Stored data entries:
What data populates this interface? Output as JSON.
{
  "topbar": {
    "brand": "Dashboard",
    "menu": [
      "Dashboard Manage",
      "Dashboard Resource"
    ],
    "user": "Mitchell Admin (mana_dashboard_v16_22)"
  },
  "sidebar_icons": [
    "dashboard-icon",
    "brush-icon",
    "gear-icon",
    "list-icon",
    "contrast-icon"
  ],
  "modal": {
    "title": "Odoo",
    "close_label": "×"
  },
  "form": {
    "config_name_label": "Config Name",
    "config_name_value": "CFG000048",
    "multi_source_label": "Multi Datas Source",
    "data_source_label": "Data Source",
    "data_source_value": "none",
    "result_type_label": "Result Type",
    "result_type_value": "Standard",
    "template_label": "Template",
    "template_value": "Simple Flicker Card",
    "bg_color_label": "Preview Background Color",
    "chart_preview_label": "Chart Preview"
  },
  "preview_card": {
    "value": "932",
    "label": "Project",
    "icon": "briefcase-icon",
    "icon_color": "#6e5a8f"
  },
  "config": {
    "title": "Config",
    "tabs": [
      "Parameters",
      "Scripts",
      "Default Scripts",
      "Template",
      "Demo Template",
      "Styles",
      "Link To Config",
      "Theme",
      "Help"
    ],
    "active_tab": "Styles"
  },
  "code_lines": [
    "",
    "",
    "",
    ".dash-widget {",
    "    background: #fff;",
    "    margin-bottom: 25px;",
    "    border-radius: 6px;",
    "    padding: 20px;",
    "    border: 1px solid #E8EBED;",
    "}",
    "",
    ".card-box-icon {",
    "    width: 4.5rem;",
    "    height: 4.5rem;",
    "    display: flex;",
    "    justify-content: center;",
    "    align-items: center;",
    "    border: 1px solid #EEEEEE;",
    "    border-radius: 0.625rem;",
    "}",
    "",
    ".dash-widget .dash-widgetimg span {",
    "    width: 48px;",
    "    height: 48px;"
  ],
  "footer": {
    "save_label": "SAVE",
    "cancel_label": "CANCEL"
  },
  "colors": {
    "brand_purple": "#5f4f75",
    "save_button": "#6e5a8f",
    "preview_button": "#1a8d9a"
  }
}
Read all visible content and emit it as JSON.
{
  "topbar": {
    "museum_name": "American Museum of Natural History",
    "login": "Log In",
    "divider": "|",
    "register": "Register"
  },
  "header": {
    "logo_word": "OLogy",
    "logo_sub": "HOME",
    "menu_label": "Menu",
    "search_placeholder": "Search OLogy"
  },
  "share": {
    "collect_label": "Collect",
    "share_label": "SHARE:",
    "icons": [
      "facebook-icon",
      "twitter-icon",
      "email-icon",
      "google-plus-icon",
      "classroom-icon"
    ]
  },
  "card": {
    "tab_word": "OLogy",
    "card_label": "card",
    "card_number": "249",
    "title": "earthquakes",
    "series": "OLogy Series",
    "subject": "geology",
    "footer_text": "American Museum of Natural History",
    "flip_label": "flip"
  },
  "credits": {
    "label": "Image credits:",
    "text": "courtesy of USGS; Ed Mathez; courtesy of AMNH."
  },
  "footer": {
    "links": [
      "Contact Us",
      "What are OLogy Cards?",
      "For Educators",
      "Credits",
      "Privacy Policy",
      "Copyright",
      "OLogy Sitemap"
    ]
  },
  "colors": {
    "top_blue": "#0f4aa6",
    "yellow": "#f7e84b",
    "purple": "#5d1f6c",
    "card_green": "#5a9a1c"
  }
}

TASK TO COMPLETE
Return each entry from above without altering a single character.

FINISHED ANSWER
What data populates this interface? Output as JSON.
{
  "topbar": {
    "brand": "Dashboard",
    "menu": [
      "Dashboard Manage",
      "Dashboard Resource"
    ],
    "user": "Mitchell Admin (mana_dashboard_v16_22)"
  },
  "sidebar_icons": [
    "dashboard-icon",
    "brush-icon",
    "gear-icon",
    "list-icon",
    "contrast-icon"
  ],
  "modal": {
    "title": "Odoo",
    "close_label": "×"
  },
  "form": {
    "config_name_label": "Config Name",
    "config_name_value": "CFG000048",
    "multi_source_label": "Multi Datas Source",
    "data_source_label": "Data Source",
    "data_source_value": "none",
    "result_type_label": "Result Type",
    "result_type_value": "Standard",
    "template_label": "Template",
    "template_value": "Simple Flicker Card",
    "bg_color_label": "Preview Background Color",
    "chart_preview_label": "Chart Preview"
  },
  "preview_card": {
    "value": "932",
    "label": "Project",
    "icon": "briefcase-icon",
    "icon_color": "#6e5a8f"
  },
  "config": {
    "title": "Config",
    "tabs": [
      "Parameters",
      "Scripts",
      "Default Scripts",
      "Template",
      "Demo Template",
      "Styles",
      "Link To Config",
      "Theme",
      "Help"
    ],
    "active_tab": "Styles"
  },
  "code_lines": [
    "",
    "",
    "",
    ".dash-widget {",
    "    background: #fff;",
    "    margin-bottom: 25px;",
    "    border-radius: 6px;",
    "    padding: 20px;",
    "    border: 1px solid #E8EBED;",
    "}",
    "",
    ".card-box-icon {",
    "    width: 4.5rem;",
    "    height: 4.5rem;",
    "    display: flex;",
    "    justify-content: center;",
    "    align-items: center;",
    "    border: 1px solid #EEEEEE;",
    "    border-radius: 0.625rem;",
    "}",
    "",
    ".dash-widget .dash-widgetimg span {",
    "    width: 48px;",
    "    height: 48px;"
  ],
  "footer": {
    "save_label": "SAVE",
    "cancel_label": "CANCEL"
  },
  "colors": {
    "brand_purple": "#5f4f75",
    "save_button": "#6e5a8f",
    "preview_button": "#1a8d9a"
  }
}
Read all visible content and emit it as JSON.
{
  "topbar": {
    "museum_name": "American Museum of Natural History",
    "login": "Log In",
    "divider": "|",
    "register": "Register"
  },
  "header": {
    "logo_word": "OLogy",
    "logo_sub": "HOME",
    "menu_label": "Menu",
    "search_placeholder": "Search OLogy"
  },
  "share": {
    "collect_label": "Collect",
    "share_label": "SHARE:",
    "icons": [
      "facebook-icon",
      "twitter-icon",
      "email-icon",
      "google-plus-icon",
      "classroom-icon"
    ]
  },
  "card": {
    "tab_word": "OLogy",
    "card_label": "card",
    "card_number": "249",
    "title": "earthquakes",
    "series": "OLogy Series",
    "subject": "geology",
    "footer_text": "American Museum of Natural History",
    "flip_label": "flip"
  },
  "credits": {
    "label": "Image credits:",
    "text": "courtesy of USGS; Ed Mathez; courtesy of AMNH."
  },
  "footer": {
    "links": [
      "Contact Us",
      "What are OLogy Cards?",
      "For Educators",
      "Credits",
      "Privacy Policy",
      "Copyright",
      "OLogy Sitemap"
    ]
  },
  "colors": {
    "top_blue": "#0f4aa6",
    "yellow": "#f7e84b",
    "purple": "#5d1f6c",
    "card_green": "#5a9a1c"
  }
}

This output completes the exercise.